▸ **AIM**: Without the pictures, output the records below word for word.

[start DATASET EXCERPTS]

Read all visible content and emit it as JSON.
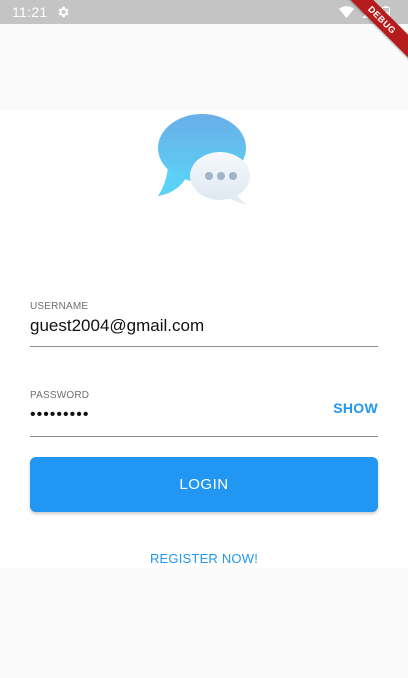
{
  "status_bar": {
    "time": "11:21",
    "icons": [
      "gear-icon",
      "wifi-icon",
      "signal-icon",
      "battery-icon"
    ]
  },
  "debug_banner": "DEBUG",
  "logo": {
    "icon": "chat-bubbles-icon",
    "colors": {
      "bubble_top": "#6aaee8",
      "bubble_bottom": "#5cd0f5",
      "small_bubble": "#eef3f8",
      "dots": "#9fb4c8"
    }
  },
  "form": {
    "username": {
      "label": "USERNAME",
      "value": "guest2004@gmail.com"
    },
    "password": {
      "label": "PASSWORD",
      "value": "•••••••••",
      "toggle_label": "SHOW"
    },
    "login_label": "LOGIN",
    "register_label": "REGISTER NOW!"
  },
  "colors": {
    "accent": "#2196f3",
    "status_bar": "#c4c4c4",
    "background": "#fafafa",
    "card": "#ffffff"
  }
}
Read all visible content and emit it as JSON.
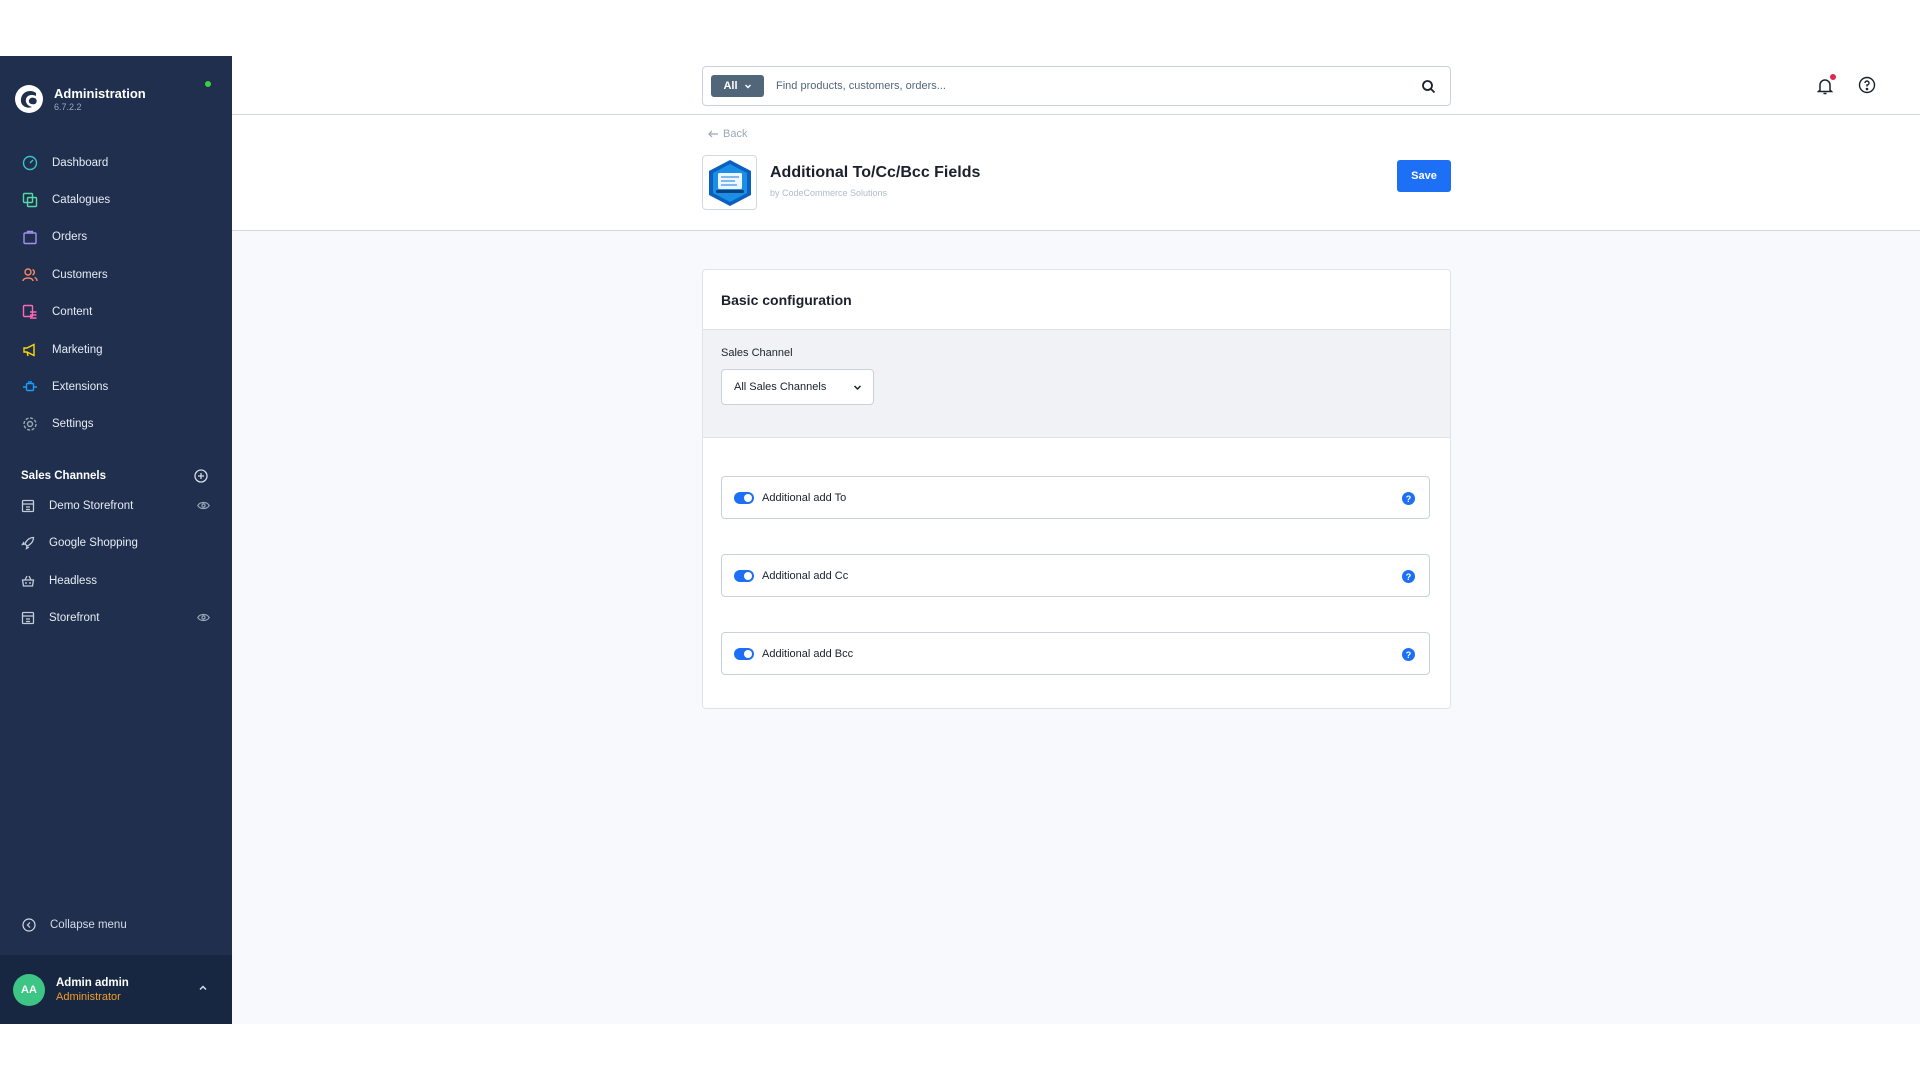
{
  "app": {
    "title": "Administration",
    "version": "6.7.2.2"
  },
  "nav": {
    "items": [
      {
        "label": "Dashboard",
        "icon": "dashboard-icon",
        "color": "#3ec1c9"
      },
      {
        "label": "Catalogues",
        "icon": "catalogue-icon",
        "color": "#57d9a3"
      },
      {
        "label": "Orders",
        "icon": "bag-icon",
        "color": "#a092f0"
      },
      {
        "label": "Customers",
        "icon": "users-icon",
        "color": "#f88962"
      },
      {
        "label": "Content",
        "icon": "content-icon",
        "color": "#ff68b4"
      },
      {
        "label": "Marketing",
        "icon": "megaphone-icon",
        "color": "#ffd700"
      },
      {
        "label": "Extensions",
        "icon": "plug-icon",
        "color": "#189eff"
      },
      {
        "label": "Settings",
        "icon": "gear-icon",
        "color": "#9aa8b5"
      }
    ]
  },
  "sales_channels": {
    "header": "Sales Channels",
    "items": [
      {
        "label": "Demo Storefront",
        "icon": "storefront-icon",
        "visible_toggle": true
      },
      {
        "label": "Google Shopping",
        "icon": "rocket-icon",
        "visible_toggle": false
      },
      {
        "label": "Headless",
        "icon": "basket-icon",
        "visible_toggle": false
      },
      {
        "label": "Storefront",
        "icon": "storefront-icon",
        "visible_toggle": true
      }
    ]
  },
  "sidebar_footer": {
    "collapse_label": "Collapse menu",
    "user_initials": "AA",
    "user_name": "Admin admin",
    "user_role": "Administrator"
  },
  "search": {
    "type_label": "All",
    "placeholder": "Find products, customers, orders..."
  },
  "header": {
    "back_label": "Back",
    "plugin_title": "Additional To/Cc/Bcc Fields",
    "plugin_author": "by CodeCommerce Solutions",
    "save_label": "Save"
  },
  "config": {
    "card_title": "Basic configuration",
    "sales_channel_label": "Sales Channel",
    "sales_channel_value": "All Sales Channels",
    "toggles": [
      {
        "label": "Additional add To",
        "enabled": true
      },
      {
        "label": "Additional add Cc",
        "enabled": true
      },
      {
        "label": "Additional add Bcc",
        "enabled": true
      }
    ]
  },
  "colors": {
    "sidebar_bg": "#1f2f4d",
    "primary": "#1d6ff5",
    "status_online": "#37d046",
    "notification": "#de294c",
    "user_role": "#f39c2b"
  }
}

[end DATASET EXCERPTS]

▸ **SOLUTION TO THE PROBLEM**:
Read all visible content and emit it as JSON.
{
  "status_bar": {
    "time": "11:21",
    "icons": [
      "gear-icon",
      "wifi-icon",
      "signal-icon",
      "battery-icon"
    ]
  },
  "debug_banner": "DEBUG",
  "logo": {
    "icon": "chat-bubbles-icon",
    "colors": {
      "bubble_top": "#6aaee8",
      "bubble_bottom": "#5cd0f5",
      "small_bubble": "#eef3f8",
      "dots": "#9fb4c8"
    }
  },
  "form": {
    "username": {
      "label": "USERNAME",
      "value": "guest2004@gmail.com"
    },
    "password": {
      "label": "PASSWORD",
      "value": "•••••••••",
      "toggle_label": "SHOW"
    },
    "login_label": "LOGIN",
    "register_label": "REGISTER NOW!"
  },
  "colors": {
    "accent": "#2196f3",
    "status_bar": "#c4c4c4",
    "background": "#fafafa",
    "card": "#ffffff"
  }
}
Read all visible content and emit it as JSON.
{
  "app": {
    "title": "Administration",
    "version": "6.7.2.2"
  },
  "nav": {
    "items": [
      {
        "label": "Dashboard",
        "icon": "dashboard-icon",
        "color": "#3ec1c9"
      },
      {
        "label": "Catalogues",
        "icon": "catalogue-icon",
        "color": "#57d9a3"
      },
      {
        "label": "Orders",
        "icon": "bag-icon",
        "color": "#a092f0"
      },
      {
        "label": "Customers",
        "icon": "users-icon",
        "color": "#f88962"
      },
      {
        "label": "Content",
        "icon": "content-icon",
        "color": "#ff68b4"
      },
      {
        "label": "Marketing",
        "icon": "megaphone-icon",
        "color": "#ffd700"
      },
      {
        "label": "Extensions",
        "icon": "plug-icon",
        "color": "#189eff"
      },
      {
        "label": "Settings",
        "icon": "gear-icon",
        "color": "#9aa8b5"
      }
    ]
  },
  "sales_channels": {
    "header": "Sales Channels",
    "items": [
      {
        "label": "Demo Storefront",
        "icon": "storefront-icon",
        "visible_toggle": true
      },
      {
        "label": "Google Shopping",
        "icon": "rocket-icon",
        "visible_toggle": false
      },
      {
        "label": "Headless",
        "icon": "basket-icon",
        "visible_toggle": false
      },
      {
        "label": "Storefront",
        "icon": "storefront-icon",
        "visible_toggle": true
      }
    ]
  },
  "sidebar_footer": {
    "collapse_label": "Collapse menu",
    "user_initials": "AA",
    "user_name": "Admin admin",
    "user_role": "Administrator"
  },
  "search": {
    "type_label": "All",
    "placeholder": "Find products, customers, orders..."
  },
  "header": {
    "back_label": "Back",
    "plugin_title": "Additional To/Cc/Bcc Fields",
    "plugin_author": "by CodeCommerce Solutions",
    "save_label": "Save"
  },
  "config": {
    "card_title": "Basic configuration",
    "sales_channel_label": "Sales Channel",
    "sales_channel_value": "All Sales Channels",
    "toggles": [
      {
        "label": "Additional add To",
        "enabled": true
      },
      {
        "label": "Additional add Cc",
        "enabled": true
      },
      {
        "label": "Additional add Bcc",
        "enabled": true
      }
    ]
  },
  "colors": {
    "sidebar_bg": "#1f2f4d",
    "primary": "#1d6ff5",
    "status_online": "#37d046",
    "notification": "#de294c",
    "user_role": "#f39c2b"
  }
}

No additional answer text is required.